> **Work to complete**
For each line that holds "Level", copy the line out.

> **Working data**
------

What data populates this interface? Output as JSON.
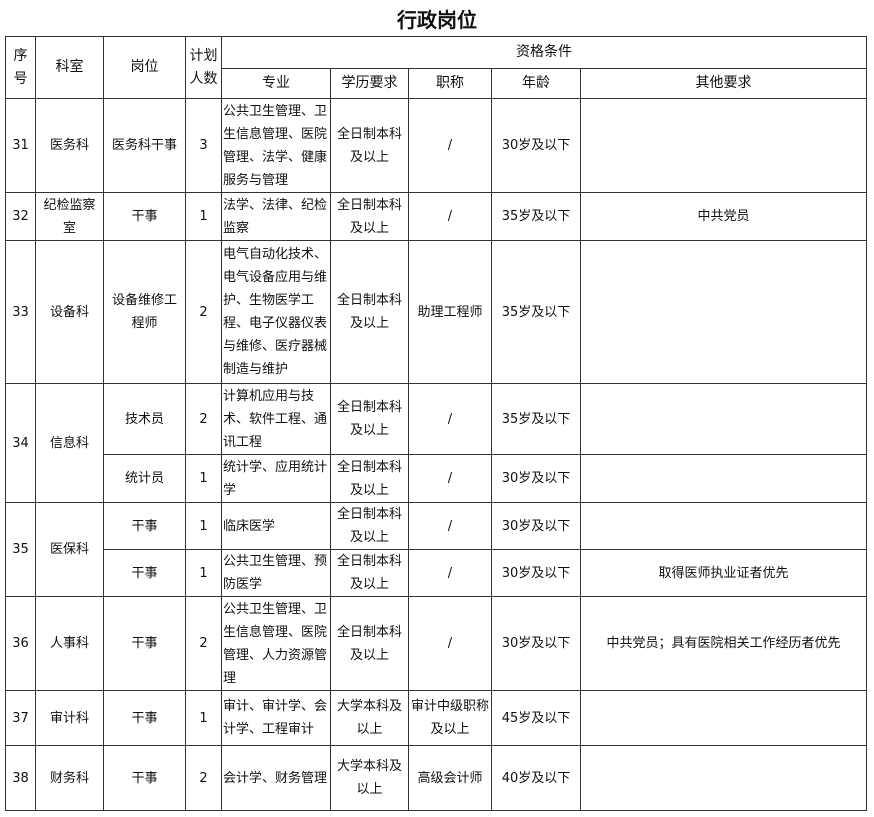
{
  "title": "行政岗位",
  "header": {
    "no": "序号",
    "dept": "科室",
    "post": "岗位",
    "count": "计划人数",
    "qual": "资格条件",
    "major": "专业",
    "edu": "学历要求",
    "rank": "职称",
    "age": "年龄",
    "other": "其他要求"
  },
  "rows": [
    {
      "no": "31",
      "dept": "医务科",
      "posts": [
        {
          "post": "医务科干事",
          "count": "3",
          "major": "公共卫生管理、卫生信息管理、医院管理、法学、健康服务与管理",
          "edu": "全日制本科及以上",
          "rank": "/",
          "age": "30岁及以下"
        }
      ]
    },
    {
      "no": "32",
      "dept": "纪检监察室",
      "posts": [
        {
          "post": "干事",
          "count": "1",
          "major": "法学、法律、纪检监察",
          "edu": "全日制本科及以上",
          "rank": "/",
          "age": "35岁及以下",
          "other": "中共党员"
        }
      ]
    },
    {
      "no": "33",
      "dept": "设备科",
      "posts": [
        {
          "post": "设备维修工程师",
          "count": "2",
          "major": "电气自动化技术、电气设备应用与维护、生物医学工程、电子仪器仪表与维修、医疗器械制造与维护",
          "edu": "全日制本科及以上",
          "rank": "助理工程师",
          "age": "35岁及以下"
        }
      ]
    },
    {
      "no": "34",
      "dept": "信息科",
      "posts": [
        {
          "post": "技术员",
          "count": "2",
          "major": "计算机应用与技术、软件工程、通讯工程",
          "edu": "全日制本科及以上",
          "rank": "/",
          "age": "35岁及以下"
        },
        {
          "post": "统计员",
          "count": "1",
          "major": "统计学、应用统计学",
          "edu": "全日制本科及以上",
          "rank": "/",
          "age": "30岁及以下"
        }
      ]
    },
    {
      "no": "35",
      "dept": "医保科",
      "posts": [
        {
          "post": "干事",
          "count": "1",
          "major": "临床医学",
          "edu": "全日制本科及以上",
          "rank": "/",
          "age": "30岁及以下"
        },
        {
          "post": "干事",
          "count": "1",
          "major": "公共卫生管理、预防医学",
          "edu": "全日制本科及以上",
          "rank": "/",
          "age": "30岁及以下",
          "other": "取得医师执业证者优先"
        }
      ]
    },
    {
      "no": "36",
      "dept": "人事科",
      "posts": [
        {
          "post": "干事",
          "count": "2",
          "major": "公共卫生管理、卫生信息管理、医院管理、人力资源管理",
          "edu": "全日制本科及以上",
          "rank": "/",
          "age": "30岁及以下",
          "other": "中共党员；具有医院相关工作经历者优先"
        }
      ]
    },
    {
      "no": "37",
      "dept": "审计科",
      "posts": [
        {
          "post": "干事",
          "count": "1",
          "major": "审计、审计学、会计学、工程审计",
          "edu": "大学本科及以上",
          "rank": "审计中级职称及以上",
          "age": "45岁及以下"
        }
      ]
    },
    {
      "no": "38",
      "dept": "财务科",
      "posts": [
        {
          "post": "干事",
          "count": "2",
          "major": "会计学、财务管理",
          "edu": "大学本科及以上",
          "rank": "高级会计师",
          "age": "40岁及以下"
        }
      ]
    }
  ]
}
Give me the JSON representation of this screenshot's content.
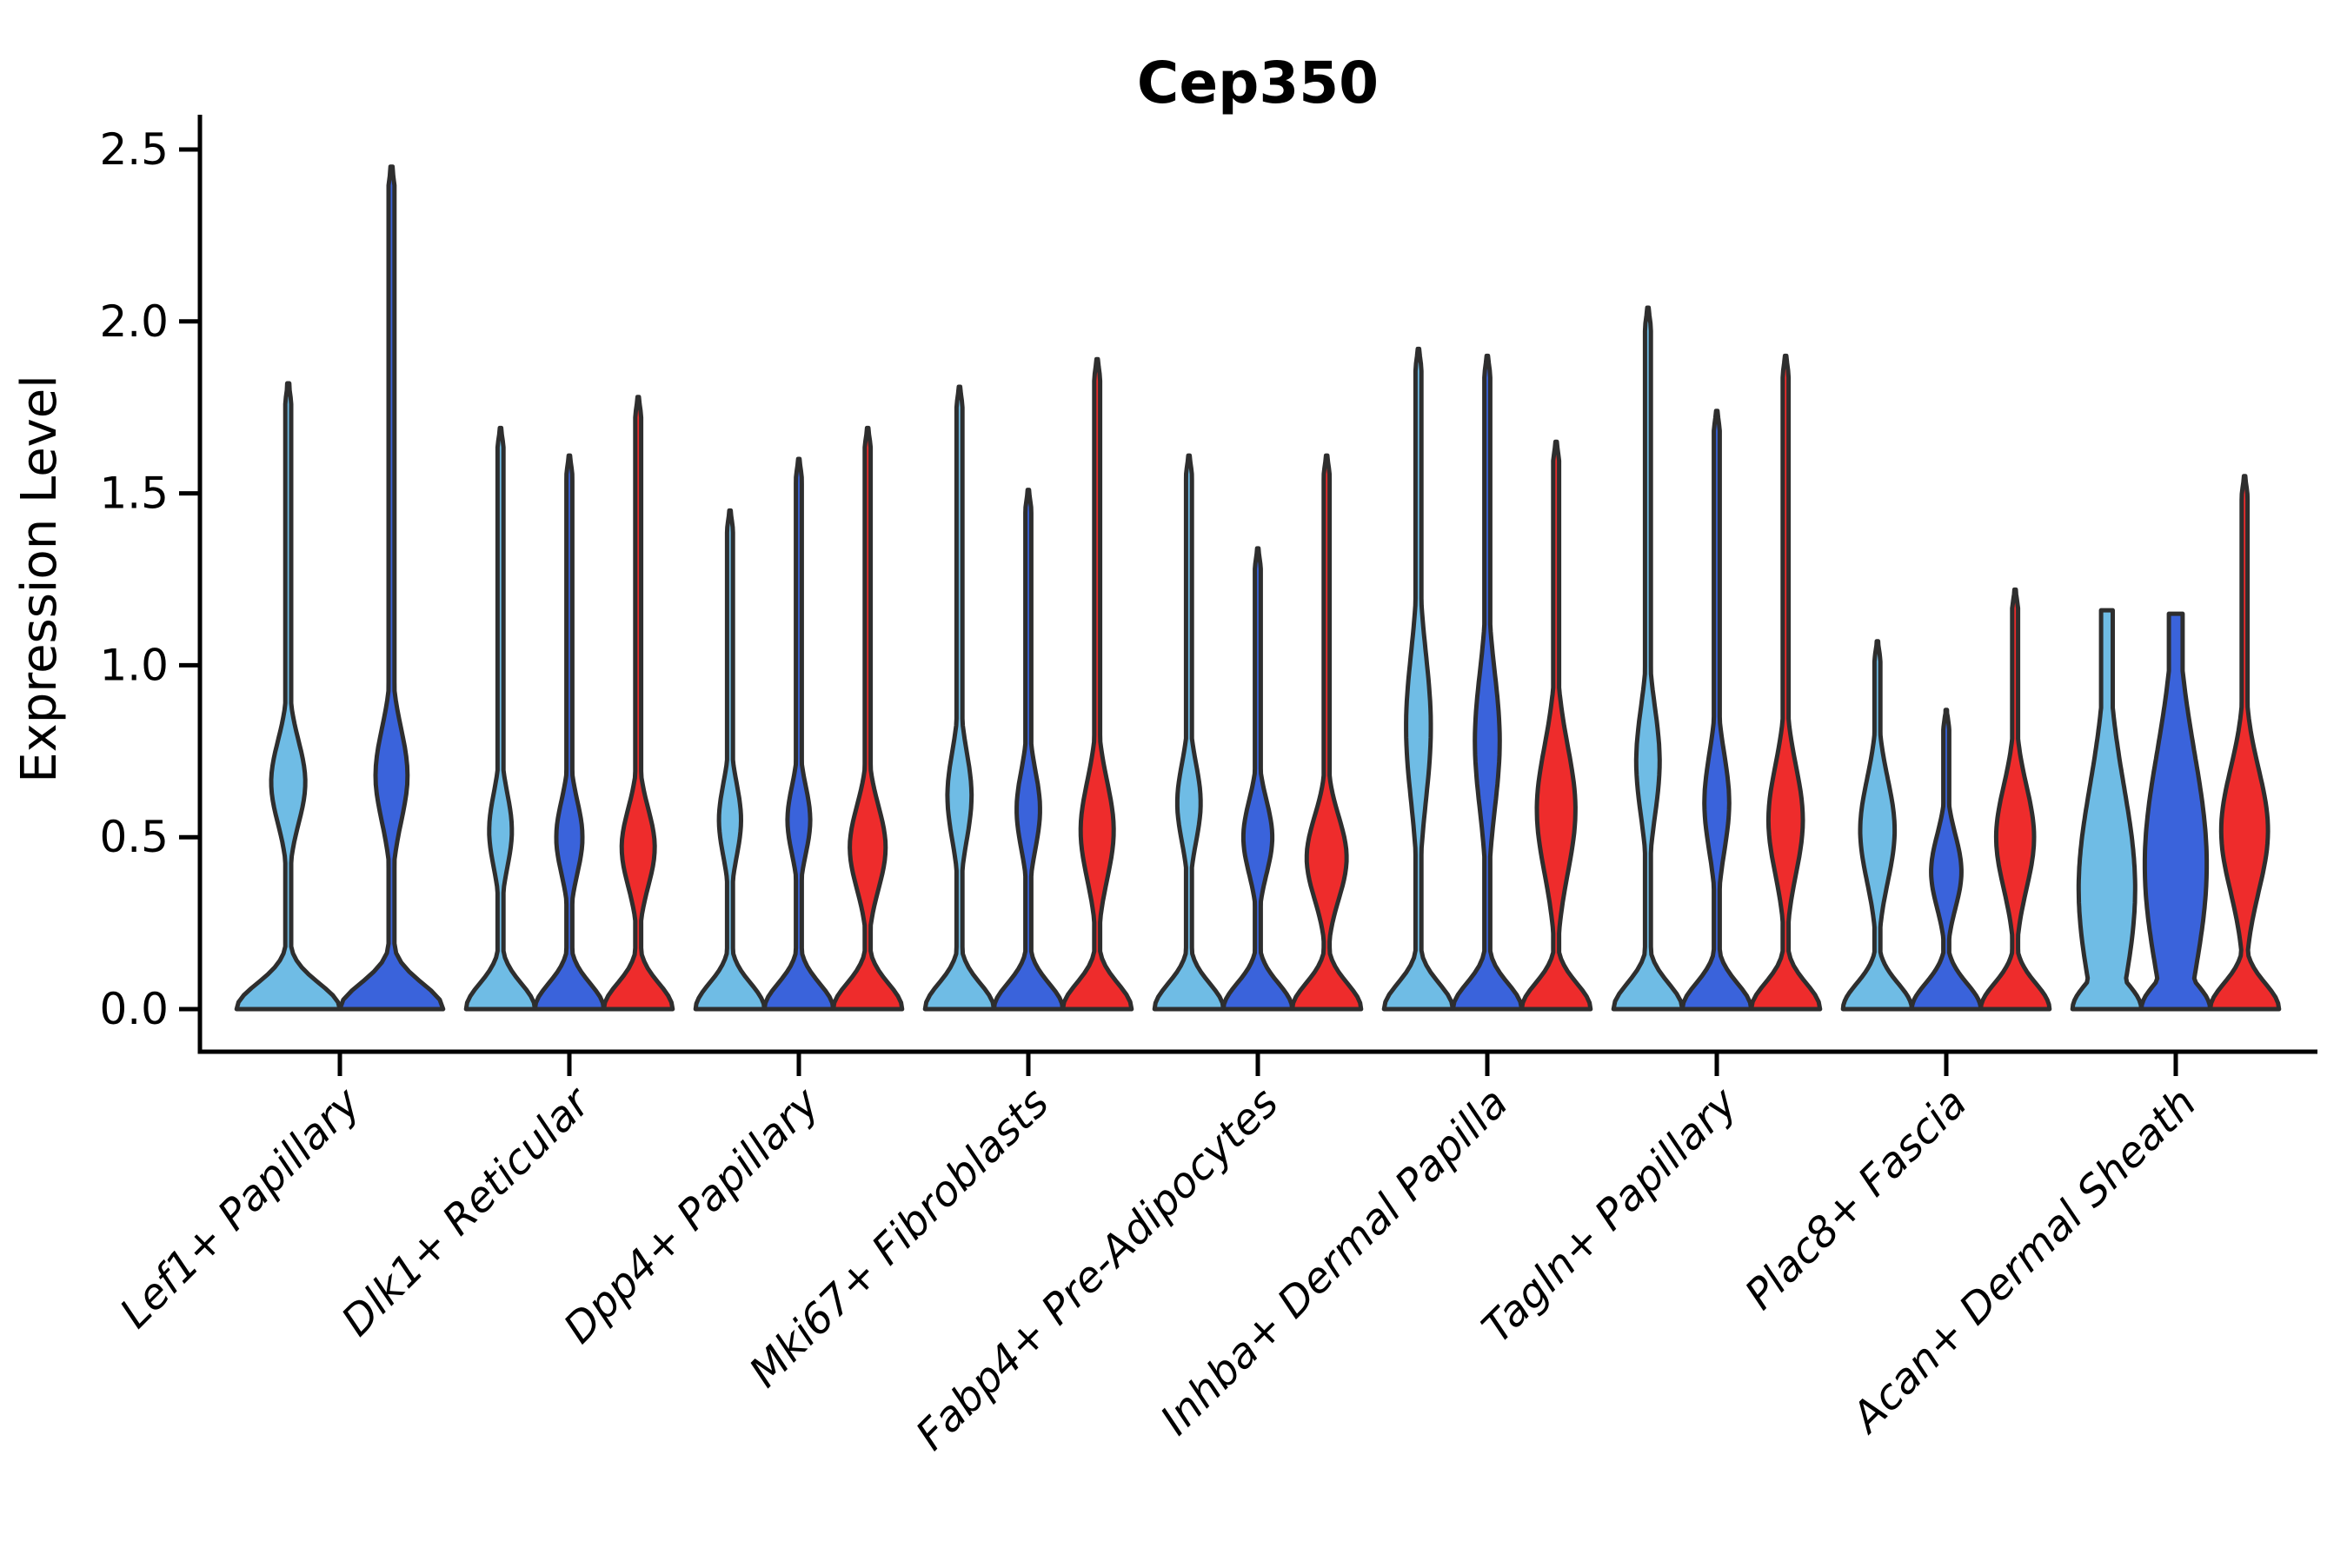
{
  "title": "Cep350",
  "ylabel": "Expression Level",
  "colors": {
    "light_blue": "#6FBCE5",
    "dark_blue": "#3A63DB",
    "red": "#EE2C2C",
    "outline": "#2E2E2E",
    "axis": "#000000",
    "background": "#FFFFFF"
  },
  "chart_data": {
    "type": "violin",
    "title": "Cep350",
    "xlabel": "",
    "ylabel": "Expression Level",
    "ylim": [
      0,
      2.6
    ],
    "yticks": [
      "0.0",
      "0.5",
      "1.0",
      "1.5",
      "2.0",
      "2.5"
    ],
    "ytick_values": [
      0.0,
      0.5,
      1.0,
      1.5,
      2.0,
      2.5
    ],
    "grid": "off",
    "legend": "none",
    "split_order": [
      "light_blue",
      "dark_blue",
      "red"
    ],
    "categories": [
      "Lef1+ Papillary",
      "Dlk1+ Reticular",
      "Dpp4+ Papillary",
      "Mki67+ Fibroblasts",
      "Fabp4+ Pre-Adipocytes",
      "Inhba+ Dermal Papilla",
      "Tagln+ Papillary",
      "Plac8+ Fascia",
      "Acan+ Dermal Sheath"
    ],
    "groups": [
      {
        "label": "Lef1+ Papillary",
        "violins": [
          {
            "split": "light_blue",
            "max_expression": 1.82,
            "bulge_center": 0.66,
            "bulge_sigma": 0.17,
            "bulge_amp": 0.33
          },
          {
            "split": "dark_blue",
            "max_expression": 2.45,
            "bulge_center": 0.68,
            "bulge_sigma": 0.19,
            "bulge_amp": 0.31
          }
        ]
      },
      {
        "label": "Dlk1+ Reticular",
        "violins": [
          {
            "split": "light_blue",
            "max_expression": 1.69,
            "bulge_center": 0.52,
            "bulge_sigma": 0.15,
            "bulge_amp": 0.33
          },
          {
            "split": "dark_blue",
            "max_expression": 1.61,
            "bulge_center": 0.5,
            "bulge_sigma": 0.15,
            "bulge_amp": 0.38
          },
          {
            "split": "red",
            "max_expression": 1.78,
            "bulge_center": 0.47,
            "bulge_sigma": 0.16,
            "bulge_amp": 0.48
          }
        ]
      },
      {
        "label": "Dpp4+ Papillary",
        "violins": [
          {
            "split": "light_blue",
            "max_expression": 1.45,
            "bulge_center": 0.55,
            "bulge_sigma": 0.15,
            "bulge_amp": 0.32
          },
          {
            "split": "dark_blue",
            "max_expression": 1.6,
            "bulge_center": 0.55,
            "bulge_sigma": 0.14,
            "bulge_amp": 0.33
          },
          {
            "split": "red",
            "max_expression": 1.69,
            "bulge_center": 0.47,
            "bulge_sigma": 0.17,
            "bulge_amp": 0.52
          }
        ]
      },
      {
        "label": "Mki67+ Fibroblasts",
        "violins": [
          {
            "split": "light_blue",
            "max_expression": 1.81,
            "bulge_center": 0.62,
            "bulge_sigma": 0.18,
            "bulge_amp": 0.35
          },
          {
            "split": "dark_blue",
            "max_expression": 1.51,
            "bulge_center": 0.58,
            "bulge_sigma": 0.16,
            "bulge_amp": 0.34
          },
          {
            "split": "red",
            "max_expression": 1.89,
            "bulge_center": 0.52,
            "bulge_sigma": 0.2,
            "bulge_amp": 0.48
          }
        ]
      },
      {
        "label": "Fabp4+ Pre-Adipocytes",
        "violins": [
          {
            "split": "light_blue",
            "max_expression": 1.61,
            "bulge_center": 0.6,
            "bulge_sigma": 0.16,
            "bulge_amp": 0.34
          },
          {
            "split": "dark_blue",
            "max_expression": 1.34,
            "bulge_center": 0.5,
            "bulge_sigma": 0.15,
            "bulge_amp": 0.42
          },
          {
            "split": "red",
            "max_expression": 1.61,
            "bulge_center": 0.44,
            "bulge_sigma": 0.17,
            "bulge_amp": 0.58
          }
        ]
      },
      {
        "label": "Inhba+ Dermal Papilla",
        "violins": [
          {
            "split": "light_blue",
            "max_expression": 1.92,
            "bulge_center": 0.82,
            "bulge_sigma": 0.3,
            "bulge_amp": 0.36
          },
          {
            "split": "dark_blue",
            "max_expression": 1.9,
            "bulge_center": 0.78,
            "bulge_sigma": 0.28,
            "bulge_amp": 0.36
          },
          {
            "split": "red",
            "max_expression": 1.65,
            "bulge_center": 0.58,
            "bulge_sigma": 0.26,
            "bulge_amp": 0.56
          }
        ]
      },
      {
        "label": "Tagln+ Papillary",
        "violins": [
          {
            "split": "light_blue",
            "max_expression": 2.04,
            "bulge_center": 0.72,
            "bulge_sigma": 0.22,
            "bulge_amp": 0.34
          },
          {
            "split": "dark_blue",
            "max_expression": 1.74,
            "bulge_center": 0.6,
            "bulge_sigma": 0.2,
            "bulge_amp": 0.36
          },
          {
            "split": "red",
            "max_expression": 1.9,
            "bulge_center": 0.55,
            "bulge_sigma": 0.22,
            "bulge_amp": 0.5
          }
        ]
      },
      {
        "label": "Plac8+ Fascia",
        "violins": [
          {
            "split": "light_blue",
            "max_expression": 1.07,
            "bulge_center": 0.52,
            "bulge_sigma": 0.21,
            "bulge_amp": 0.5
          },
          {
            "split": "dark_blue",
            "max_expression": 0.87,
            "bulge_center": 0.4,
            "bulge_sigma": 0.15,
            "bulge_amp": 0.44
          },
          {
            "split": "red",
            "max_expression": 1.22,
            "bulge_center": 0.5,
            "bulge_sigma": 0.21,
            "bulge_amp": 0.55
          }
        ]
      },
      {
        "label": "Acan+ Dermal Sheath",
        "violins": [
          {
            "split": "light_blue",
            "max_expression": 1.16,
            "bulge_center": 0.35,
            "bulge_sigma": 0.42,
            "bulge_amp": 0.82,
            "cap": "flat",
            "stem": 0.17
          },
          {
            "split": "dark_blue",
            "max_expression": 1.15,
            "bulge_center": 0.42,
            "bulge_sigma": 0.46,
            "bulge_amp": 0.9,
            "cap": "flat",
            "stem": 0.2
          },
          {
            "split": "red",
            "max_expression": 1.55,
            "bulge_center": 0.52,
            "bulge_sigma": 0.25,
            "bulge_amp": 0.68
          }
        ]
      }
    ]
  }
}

------

> **Worked solution**
  "ylabel": "Expression Level",
    "ylabel": "Expression Level",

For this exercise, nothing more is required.